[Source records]
::::

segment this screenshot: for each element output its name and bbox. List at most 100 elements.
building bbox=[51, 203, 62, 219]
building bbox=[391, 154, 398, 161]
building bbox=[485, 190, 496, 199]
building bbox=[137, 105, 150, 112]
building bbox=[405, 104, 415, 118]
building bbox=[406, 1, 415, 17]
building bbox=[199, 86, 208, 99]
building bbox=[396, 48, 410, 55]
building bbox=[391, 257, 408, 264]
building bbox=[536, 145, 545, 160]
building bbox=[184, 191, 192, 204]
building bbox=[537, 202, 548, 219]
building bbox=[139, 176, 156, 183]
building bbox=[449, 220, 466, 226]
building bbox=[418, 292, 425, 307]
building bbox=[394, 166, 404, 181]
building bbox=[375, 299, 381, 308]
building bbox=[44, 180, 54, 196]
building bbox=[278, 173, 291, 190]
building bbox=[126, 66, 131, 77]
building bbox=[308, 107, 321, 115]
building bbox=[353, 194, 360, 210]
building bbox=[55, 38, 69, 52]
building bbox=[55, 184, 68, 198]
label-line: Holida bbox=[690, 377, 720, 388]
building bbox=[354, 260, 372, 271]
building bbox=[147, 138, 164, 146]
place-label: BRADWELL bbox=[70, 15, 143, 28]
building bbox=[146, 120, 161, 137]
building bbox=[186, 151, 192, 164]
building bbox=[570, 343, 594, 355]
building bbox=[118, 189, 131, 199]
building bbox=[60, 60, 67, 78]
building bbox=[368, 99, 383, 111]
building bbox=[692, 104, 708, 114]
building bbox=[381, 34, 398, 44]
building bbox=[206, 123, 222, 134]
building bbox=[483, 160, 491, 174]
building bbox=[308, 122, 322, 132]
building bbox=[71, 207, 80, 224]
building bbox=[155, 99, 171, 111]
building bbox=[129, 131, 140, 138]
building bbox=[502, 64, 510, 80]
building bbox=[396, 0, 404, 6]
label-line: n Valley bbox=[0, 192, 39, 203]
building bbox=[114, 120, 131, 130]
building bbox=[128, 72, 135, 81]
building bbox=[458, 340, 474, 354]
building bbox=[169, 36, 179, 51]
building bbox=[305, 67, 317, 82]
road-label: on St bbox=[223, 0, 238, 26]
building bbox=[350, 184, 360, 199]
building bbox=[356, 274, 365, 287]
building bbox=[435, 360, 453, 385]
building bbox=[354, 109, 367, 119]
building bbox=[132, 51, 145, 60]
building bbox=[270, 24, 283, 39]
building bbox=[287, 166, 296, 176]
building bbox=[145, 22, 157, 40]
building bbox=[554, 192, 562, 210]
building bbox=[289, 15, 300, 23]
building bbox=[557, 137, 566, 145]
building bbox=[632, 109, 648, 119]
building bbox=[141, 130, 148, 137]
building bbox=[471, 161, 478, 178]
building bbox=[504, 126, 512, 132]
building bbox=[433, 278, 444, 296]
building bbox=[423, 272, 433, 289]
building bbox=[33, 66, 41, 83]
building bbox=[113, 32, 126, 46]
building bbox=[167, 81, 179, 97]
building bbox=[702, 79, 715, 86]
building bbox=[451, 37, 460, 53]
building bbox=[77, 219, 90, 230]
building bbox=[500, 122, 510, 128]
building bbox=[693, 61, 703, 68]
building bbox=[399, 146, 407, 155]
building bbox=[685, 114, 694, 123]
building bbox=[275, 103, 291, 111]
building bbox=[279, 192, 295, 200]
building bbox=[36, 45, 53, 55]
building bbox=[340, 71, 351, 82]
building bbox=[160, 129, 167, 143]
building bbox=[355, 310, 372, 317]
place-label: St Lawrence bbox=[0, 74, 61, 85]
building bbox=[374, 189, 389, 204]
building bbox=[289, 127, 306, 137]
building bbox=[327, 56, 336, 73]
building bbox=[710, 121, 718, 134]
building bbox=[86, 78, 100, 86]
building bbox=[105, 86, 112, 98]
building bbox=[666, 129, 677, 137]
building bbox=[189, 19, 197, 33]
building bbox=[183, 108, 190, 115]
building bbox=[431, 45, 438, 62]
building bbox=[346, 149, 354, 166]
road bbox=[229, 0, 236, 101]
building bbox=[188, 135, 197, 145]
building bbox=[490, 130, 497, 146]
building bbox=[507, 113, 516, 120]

::::

[Task details] Reproduce the records from their first line through the line that contains "building bbox=[126, 66, 131, 77]", including that line.

[Exercise solution]
segment this screenshot: for each element output its name and bbox. List at most 100 elements.
building bbox=[51, 203, 62, 219]
building bbox=[391, 154, 398, 161]
building bbox=[485, 190, 496, 199]
building bbox=[137, 105, 150, 112]
building bbox=[405, 104, 415, 118]
building bbox=[406, 1, 415, 17]
building bbox=[199, 86, 208, 99]
building bbox=[396, 48, 410, 55]
building bbox=[391, 257, 408, 264]
building bbox=[536, 145, 545, 160]
building bbox=[184, 191, 192, 204]
building bbox=[537, 202, 548, 219]
building bbox=[139, 176, 156, 183]
building bbox=[449, 220, 466, 226]
building bbox=[418, 292, 425, 307]
building bbox=[394, 166, 404, 181]
building bbox=[375, 299, 381, 308]
building bbox=[44, 180, 54, 196]
building bbox=[278, 173, 291, 190]
building bbox=[126, 66, 131, 77]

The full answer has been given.